> _Written task_:
Your task is to copy every line of the records below that contains "near".

================================

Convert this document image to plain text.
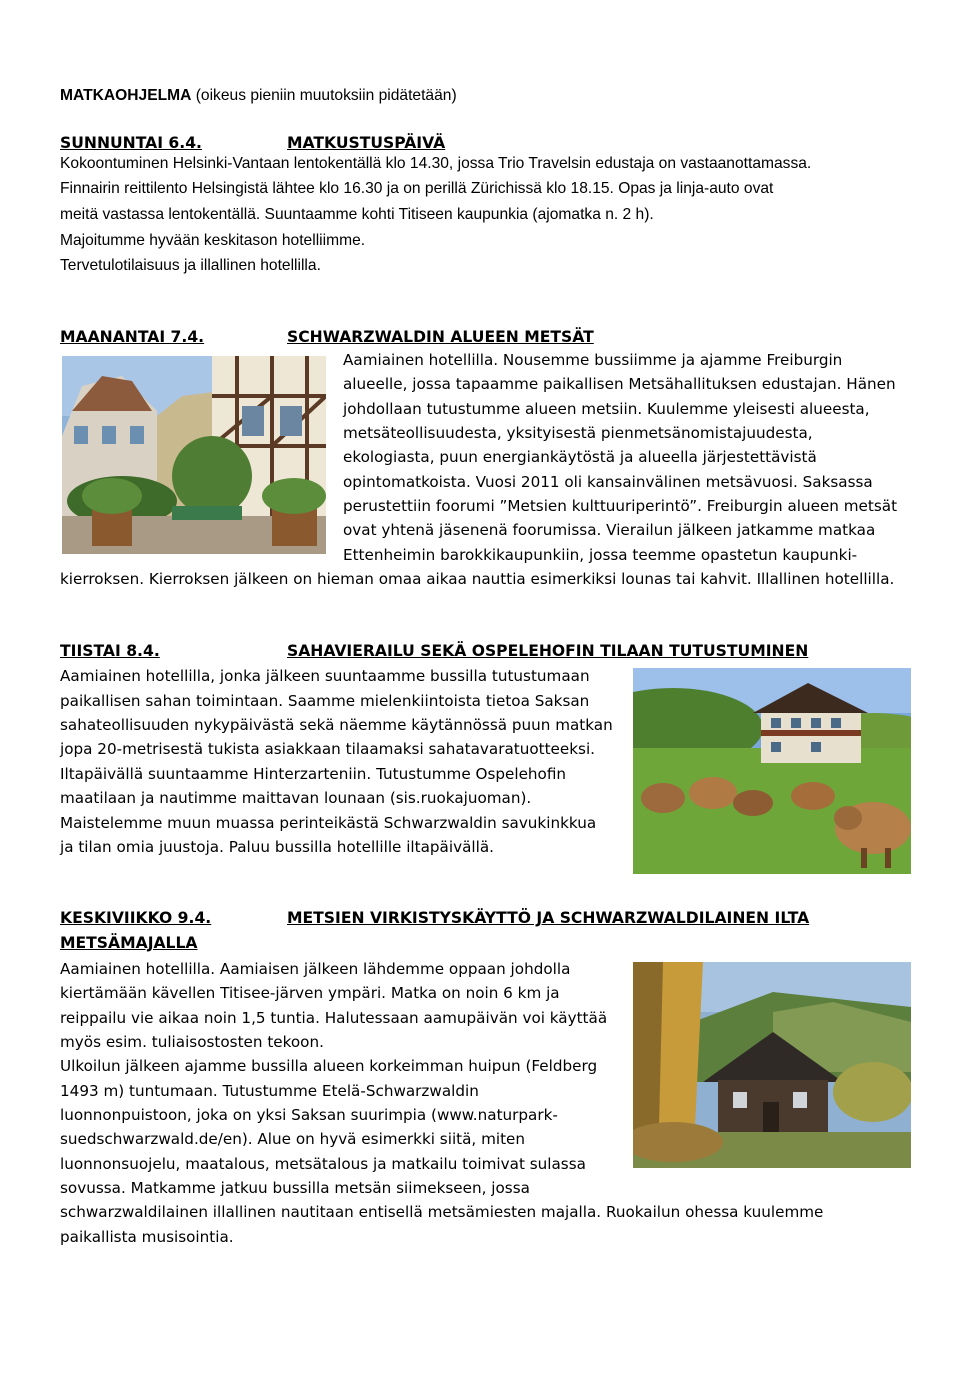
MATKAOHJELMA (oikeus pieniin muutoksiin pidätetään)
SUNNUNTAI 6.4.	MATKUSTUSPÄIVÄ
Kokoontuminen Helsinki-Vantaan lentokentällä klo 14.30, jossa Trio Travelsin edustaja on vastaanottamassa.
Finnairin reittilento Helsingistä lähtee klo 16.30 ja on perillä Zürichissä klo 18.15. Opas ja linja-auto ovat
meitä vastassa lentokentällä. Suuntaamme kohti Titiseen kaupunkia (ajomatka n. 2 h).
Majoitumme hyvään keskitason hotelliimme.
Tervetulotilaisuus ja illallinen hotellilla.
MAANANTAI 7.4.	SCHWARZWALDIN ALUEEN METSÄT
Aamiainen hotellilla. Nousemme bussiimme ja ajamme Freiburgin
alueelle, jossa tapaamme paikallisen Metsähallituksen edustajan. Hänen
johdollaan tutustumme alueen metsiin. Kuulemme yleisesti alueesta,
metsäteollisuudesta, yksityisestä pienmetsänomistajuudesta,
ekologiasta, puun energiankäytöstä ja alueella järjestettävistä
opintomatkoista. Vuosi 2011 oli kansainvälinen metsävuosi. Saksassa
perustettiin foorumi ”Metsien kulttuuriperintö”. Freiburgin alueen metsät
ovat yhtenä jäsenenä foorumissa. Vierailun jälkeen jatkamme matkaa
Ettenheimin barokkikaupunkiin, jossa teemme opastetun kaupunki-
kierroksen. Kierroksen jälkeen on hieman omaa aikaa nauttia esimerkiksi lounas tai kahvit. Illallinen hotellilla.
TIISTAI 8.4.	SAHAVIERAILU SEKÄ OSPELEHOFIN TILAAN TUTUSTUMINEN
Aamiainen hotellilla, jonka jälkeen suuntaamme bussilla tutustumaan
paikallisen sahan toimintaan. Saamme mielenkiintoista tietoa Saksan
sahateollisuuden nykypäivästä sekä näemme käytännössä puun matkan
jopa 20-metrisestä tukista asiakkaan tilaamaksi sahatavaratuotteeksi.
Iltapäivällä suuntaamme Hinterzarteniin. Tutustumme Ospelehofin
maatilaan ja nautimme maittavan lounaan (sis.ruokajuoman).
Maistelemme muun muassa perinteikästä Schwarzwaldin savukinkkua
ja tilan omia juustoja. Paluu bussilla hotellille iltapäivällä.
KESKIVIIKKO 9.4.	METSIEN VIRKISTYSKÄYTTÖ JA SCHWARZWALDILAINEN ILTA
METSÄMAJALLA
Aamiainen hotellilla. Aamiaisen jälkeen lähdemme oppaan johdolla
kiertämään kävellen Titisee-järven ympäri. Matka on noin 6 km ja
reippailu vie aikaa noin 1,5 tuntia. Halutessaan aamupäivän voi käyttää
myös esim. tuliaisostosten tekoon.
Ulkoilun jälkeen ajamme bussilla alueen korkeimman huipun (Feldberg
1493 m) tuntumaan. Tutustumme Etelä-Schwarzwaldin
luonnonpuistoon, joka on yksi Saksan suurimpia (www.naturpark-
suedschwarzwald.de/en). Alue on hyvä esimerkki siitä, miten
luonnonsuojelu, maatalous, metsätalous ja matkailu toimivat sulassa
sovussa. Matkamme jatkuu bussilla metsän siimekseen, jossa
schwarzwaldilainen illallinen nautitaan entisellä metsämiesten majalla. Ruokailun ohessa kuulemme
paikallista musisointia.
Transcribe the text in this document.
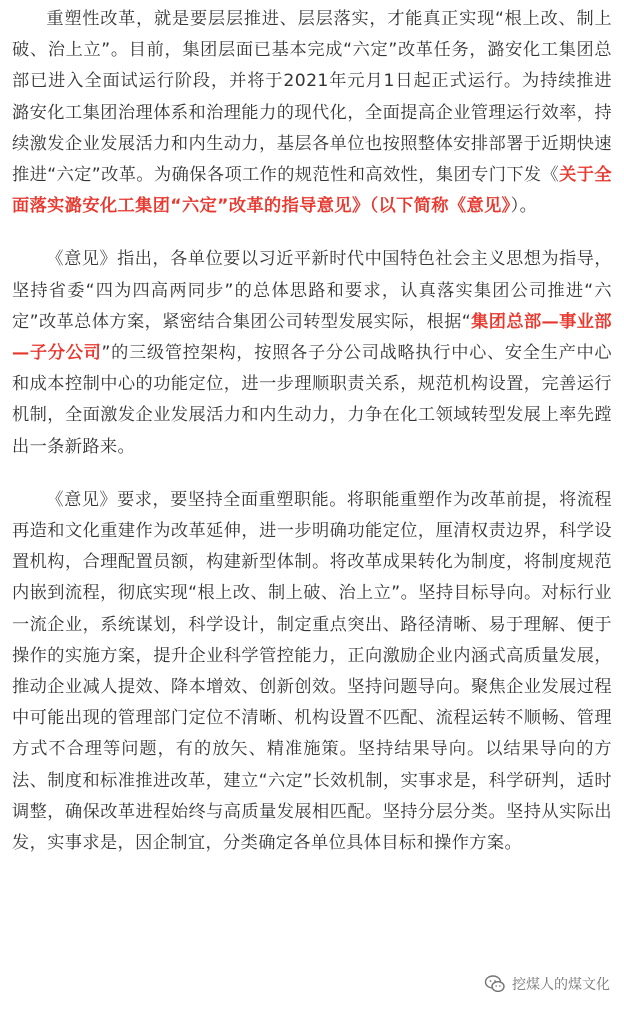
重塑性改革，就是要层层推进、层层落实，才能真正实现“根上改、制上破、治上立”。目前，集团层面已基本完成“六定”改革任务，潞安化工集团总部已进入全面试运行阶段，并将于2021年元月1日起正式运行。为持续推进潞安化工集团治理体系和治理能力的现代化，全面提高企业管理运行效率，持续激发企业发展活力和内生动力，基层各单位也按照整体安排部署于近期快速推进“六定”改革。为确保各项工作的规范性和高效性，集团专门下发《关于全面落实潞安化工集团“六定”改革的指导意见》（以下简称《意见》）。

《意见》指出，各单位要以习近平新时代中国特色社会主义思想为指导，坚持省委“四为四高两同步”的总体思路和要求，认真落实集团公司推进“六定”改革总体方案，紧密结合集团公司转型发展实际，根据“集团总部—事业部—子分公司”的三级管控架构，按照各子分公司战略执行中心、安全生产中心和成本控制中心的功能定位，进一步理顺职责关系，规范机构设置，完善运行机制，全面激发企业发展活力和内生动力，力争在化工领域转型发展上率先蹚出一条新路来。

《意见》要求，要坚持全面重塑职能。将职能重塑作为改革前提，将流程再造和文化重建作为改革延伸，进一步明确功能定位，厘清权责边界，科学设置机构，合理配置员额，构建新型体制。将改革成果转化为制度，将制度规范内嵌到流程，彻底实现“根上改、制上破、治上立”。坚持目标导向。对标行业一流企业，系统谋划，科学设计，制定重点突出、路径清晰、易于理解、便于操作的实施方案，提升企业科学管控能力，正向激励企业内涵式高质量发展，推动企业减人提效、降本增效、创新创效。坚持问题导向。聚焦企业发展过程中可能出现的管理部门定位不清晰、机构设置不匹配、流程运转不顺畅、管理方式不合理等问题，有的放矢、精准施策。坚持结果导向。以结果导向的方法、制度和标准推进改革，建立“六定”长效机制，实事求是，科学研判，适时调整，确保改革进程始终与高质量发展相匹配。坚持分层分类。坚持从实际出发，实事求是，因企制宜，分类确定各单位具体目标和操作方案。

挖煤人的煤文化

================================

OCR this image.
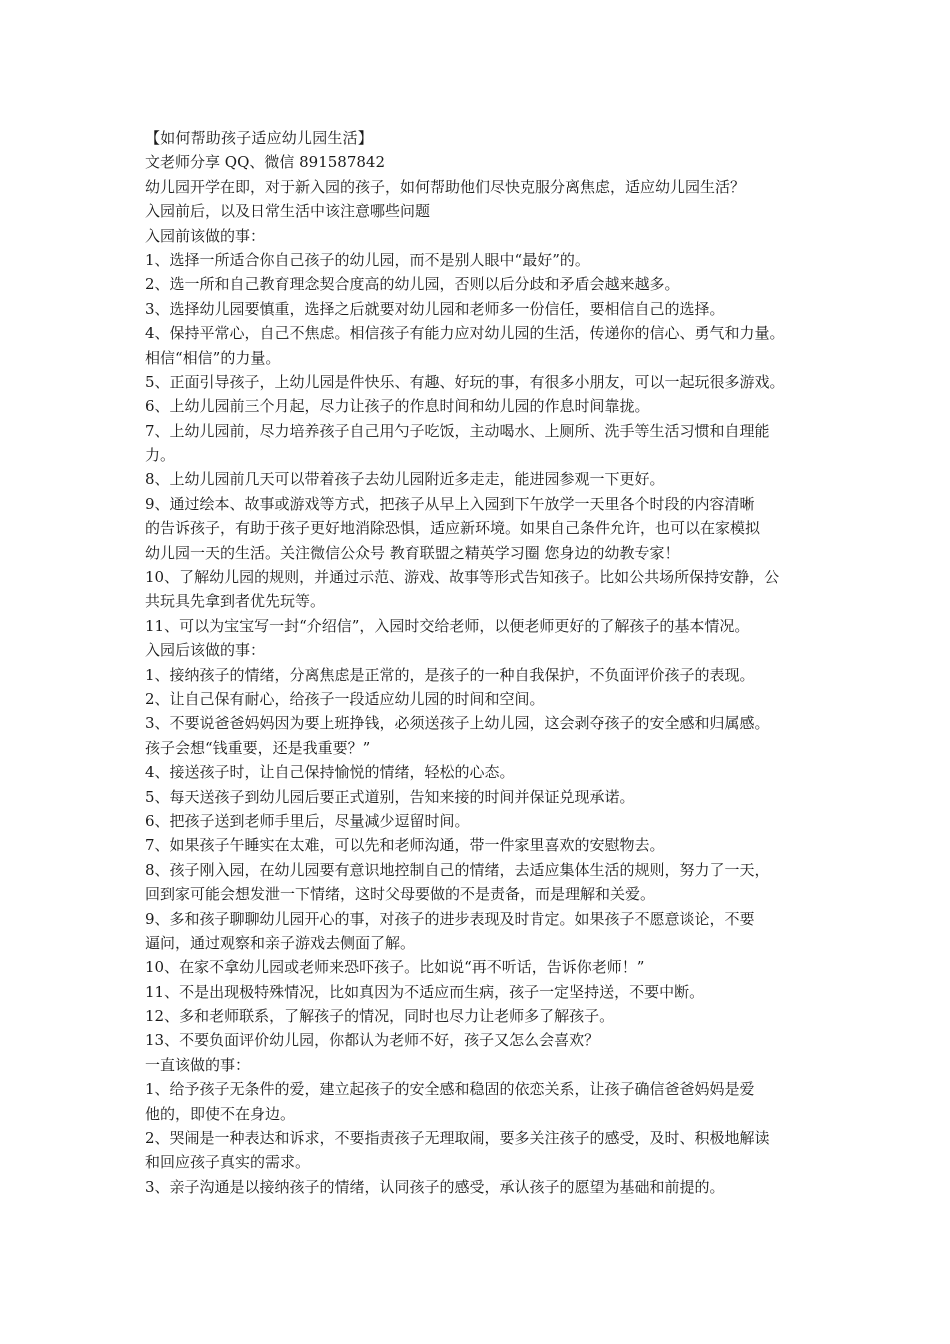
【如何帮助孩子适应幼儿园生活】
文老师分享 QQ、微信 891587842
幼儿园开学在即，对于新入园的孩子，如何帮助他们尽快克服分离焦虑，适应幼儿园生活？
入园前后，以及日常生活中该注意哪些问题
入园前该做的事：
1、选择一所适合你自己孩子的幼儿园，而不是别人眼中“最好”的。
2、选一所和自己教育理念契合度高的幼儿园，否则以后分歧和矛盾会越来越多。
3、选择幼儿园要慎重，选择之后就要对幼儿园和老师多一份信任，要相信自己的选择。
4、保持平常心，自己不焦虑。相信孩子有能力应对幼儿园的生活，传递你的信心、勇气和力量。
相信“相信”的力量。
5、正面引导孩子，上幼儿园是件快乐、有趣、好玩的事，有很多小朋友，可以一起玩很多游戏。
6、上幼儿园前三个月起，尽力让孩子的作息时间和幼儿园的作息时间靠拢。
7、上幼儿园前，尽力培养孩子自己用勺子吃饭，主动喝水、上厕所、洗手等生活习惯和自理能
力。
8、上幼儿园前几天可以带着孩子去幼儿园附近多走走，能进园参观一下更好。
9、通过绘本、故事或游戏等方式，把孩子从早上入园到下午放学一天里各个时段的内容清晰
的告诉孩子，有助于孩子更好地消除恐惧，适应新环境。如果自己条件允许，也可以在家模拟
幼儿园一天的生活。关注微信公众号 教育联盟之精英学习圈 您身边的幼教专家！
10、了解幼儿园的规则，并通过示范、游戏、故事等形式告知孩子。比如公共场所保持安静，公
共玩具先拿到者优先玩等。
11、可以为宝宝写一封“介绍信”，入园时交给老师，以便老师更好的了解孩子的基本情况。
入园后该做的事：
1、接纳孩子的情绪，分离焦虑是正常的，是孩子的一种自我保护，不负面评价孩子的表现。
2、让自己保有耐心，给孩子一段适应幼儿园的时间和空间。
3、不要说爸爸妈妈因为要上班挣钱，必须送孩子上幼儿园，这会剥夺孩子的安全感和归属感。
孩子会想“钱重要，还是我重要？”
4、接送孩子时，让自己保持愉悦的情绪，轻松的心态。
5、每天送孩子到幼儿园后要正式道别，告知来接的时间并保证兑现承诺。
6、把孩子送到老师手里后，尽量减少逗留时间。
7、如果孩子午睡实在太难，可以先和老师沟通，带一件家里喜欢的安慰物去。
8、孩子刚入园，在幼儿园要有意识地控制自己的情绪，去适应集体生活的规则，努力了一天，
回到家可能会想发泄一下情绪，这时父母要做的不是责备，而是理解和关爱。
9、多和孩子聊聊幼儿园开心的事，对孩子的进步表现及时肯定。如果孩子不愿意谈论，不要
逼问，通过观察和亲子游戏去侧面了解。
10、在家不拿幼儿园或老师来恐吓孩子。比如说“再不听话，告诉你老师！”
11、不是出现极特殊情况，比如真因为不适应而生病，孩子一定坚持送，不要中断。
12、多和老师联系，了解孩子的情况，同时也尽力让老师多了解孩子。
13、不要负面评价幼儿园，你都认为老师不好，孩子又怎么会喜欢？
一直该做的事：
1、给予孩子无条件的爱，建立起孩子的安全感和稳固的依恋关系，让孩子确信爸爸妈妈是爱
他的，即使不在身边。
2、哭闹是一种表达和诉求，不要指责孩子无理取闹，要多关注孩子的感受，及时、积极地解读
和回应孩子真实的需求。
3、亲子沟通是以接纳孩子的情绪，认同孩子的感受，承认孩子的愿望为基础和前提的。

================================

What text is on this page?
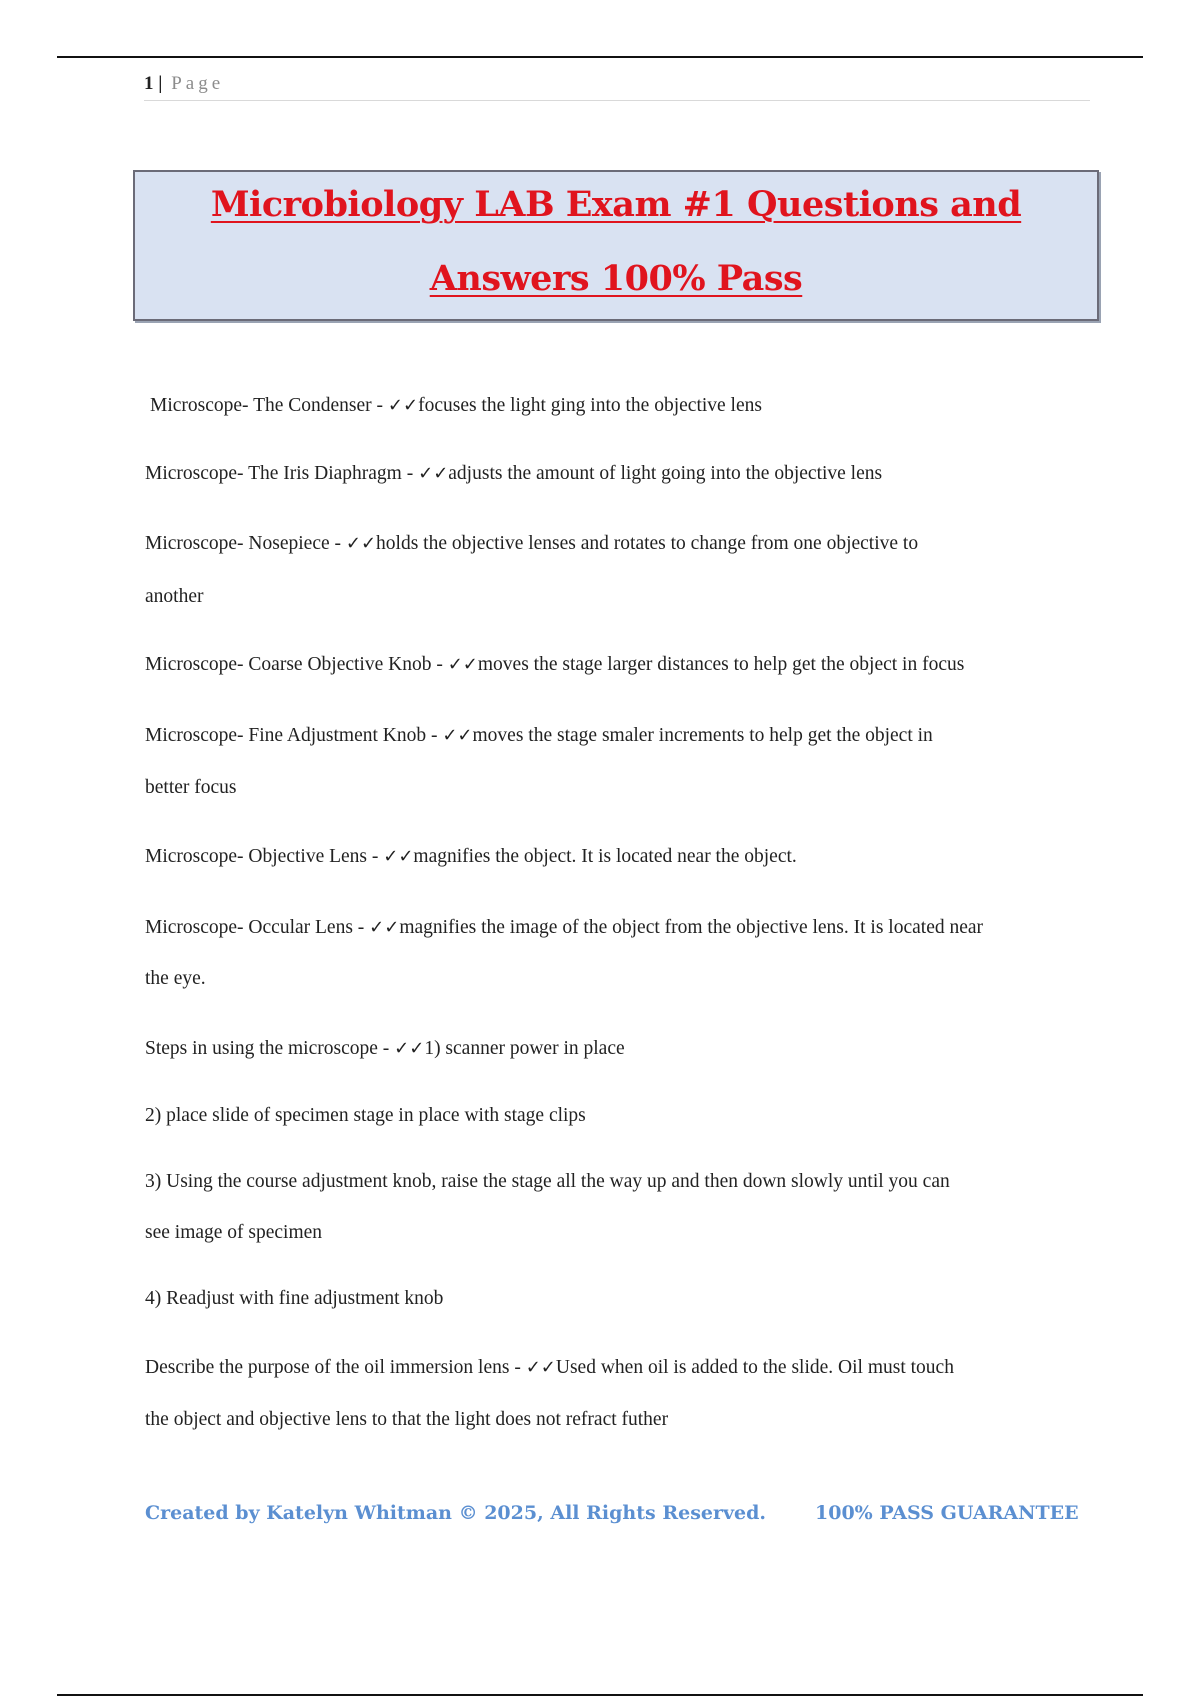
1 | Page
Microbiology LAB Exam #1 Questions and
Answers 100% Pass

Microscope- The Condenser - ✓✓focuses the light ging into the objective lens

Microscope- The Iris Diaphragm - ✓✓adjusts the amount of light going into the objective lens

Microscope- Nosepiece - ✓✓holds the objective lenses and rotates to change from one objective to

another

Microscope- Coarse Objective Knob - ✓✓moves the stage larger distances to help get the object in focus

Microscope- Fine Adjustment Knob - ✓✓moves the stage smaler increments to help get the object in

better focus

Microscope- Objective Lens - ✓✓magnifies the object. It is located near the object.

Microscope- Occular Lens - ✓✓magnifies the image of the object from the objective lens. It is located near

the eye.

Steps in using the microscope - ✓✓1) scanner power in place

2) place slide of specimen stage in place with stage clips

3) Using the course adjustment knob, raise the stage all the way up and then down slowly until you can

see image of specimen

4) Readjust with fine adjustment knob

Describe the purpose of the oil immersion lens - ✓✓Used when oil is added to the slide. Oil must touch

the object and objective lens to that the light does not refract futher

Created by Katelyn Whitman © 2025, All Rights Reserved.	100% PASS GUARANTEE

================================

> _Task output_:
Microscope- Objective Lens - ✓✓magnifies the object. It is located near the object.
Microscope- Occular Lens - ✓✓magnifies the image of the object from the objective lens. It is located near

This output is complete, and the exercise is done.